- Text segment
::::::

Enter Stephen Calt, a blues historian and amateur linguist whose new book, "Barrelhouse Words: A Blues Dialect Dictionary," published by the University of Illinois Press, is an impeccably scholarly, irresistibly readable guide to the language heard on the recordings of the great blues singers who were active in the first half of the 20th century. If there was ever a time when you found yourself wondering what it means to get a "stone pony" or "make a panther squall," Mr. Calt is your man. As far back as the late '60s, he was interviewing aging blues singers and sifting through arcane printed sources in the hopes of untangling the verbal mysteries of the music he loved.

“As much as a method of music making, blues were a medium of language. ” Read the full excerpt from 'Barrelhouse Words: A Blues Dialect Dictionary'

On one notable occasion described in the preface, the author of "Barrelhouse Words" actually dared to accost a fellow customer of a bus-terminal diner who got mad at the counterman and called him a "jambooger." Having heard the word on Barbecue Bob's 1930 recording of "Jambooger Blues," Mr. Calt took decisive action: "The belligerent customer (whom I anxiously followed outside) was willing to indulge my curiosity about the term, though he obviously regarded me as something of a lunatic."

Mr. Calt may well be a lunatic, but he's my kind of lunatic, a fellow obsessive who demands the straight dope and is prepared to get it by any means necessary. Thanks solely to his lunacy—and determination—future generations will know that a "jambooger" is "a derogatory black slang term for a black male." His most significant discovery is that "the most striking expressions found in blues songs were not, as usually depicted, poetic or metaphorical turns of phrase, but rather were slang terms . . . that seemed to belong to the ordinary vocabulary of the singers and their peers." Hence the blues recordings of the '20s and '30s are not only works of popular art but also repositories of vernacular black speech, time capsules whose contents shed light on the way ordinary folks used to talk:

• What does the phrase "dry long so" mean? Answer: For no good reason.

• What was Alcorub, and who drank it? Answer: A brand of rubbing alcohol "imbibed by some derelict alcoholics of the blues era."

• How do you "jump a rattler"? Answer: You board a train without buying a ticket.

All this and much, much more is made manifest in the pages of "Barrelhouse Words," perhaps the only dictionary on my bulging bookshelf that can be read for pure pleasure from cover to cover.

::::::

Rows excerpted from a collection
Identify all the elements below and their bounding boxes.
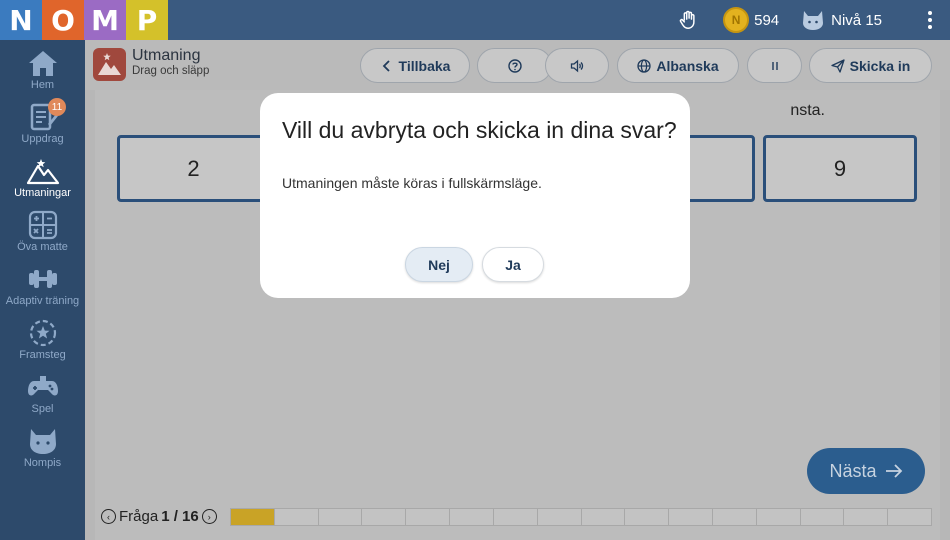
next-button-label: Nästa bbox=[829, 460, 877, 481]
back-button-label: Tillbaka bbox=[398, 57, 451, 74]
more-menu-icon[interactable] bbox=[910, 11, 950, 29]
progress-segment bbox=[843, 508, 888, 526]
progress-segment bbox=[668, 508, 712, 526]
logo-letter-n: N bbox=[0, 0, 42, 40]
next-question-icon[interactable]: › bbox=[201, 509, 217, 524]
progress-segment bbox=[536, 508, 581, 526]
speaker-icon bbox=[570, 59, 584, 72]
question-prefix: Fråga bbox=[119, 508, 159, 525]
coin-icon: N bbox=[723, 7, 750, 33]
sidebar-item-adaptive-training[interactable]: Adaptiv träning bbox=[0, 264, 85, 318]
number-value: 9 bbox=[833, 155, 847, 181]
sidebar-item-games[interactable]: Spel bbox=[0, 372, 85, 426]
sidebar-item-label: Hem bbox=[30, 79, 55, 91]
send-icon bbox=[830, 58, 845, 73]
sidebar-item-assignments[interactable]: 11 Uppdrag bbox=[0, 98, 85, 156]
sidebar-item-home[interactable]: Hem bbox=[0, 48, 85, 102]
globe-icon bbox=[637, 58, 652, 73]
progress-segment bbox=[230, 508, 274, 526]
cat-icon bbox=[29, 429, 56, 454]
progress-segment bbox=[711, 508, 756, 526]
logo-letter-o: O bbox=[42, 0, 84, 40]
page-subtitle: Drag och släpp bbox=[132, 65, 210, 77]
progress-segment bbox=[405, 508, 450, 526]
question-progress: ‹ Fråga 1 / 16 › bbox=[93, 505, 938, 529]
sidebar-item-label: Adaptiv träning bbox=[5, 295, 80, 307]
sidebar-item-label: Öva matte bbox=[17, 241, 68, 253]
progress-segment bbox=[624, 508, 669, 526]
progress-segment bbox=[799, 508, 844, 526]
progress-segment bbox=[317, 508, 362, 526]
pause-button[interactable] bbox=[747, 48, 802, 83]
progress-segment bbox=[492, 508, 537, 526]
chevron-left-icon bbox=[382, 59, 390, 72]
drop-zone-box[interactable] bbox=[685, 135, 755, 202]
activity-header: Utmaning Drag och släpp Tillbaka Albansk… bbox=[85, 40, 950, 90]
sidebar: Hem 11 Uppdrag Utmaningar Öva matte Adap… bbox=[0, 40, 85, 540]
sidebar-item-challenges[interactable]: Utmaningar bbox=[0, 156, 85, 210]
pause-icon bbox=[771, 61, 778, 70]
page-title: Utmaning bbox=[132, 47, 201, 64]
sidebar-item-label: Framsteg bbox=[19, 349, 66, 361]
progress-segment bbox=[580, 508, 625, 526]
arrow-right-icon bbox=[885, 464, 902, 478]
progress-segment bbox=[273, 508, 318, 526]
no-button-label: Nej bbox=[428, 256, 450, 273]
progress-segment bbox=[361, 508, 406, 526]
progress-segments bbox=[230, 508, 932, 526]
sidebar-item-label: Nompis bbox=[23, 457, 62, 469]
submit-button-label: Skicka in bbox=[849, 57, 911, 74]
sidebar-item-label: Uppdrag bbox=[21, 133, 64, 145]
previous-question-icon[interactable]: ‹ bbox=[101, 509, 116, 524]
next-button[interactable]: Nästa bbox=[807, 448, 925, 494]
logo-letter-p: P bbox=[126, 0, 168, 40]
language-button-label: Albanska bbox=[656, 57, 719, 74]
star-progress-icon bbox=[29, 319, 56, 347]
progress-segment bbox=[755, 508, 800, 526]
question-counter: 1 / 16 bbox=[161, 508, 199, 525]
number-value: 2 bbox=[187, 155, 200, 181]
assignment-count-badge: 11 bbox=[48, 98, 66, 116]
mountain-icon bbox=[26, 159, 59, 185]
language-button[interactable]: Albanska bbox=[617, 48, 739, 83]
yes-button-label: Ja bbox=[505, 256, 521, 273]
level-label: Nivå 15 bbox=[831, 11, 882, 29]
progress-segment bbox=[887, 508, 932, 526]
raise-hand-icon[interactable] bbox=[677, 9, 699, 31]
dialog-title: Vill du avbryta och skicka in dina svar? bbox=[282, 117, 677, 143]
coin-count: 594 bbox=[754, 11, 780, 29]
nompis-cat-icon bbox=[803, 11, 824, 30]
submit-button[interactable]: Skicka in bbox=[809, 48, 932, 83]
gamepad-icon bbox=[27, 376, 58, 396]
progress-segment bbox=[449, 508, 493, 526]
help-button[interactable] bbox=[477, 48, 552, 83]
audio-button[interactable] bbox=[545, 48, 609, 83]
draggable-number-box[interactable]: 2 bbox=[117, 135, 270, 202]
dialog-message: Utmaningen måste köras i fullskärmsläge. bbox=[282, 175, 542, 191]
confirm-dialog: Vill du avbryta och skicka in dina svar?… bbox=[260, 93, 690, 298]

::::::

- Work instructions
[A] Write out the stretch of the book review from "Mr. Calt may" through "no good reason.".
[B] Repeat word for word the stretch of rows from the row containing "next-button-label: Nästa bbox=[829, 460, 877, 481]" through the row containing "chevron-left-icon bbox=[382, 59, 390, 72]".
The book review and the rows have nothing to do with each other.

- Responses to the tasks
[A]
Mr. Calt may well be a lunatic, but he's my kind of lunatic, a fellow obsessive who demands the straight dope and is prepared to get it by any means necessary. Thanks solely to his lunacy—and determination—future generations will know that a "jambooger" is "a derogatory black slang term for a black male." His most significant discovery is that "the most striking expressions found in blues songs were not, as usually depicted, poetic or metaphorical turns of phrase, but rather were slang terms . . . that seemed to belong to the ordinary vocabulary of the singers and their peers." Hence the blues recordings of the '20s and '30s are not only works of popular art but also repositories of vernacular black speech, time capsules whose contents shed light on the way ordinary folks used to talk:

• What does the phrase "dry long so" mean? Answer: For no good reason.

[B]
next-button-label: Nästa bbox=[829, 460, 877, 481]
back-button-label: Tillbaka bbox=[398, 57, 451, 74]
more-menu-icon[interactable] bbox=[910, 11, 950, 29]
progress-segment bbox=[843, 508, 888, 526]
progress-segment bbox=[668, 508, 712, 526]
logo-letter-n: N bbox=[0, 0, 42, 40]
next-question-icon[interactable]: › bbox=[201, 509, 217, 524]
progress-segment bbox=[536, 508, 581, 526]
speaker-icon bbox=[570, 59, 584, 72]
question-prefix: Fråga bbox=[119, 508, 159, 525]
coin-icon: N bbox=[723, 7, 750, 33]
sidebar-item-adaptive-training[interactable]: Adaptiv träning bbox=[0, 264, 85, 318]
number-value: 9 bbox=[833, 155, 847, 181]
sidebar-item-games[interactable]: Spel bbox=[0, 372, 85, 426]
sidebar-item-label: Hem bbox=[30, 79, 55, 91]
send-icon bbox=[830, 58, 845, 73]
sidebar-item-assignments[interactable]: 11 Uppdrag bbox=[0, 98, 85, 156]
sidebar-item-home[interactable]: Hem bbox=[0, 48, 85, 102]
globe-icon bbox=[637, 58, 652, 73]
progress-segment bbox=[230, 508, 274, 526]
cat-icon bbox=[29, 429, 56, 454]
progress-segment bbox=[711, 508, 756, 526]
logo-letter-o: O bbox=[42, 0, 84, 40]
page-subtitle: Drag och släpp bbox=[132, 65, 210, 77]
progress-segment bbox=[405, 508, 450, 526]
question-progress: ‹ Fråga 1 / 16 › bbox=[93, 505, 938, 529]
sidebar-item-label: Adaptiv träning bbox=[5, 295, 80, 307]
sidebar-item-label: Öva matte bbox=[17, 241, 68, 253]
progress-segment bbox=[624, 508, 669, 526]
progress-segment bbox=[799, 508, 844, 526]
progress-segment bbox=[317, 508, 362, 526]
pause-button[interactable] bbox=[747, 48, 802, 83]
progress-segment bbox=[492, 508, 537, 526]
chevron-left-icon bbox=[382, 59, 390, 72]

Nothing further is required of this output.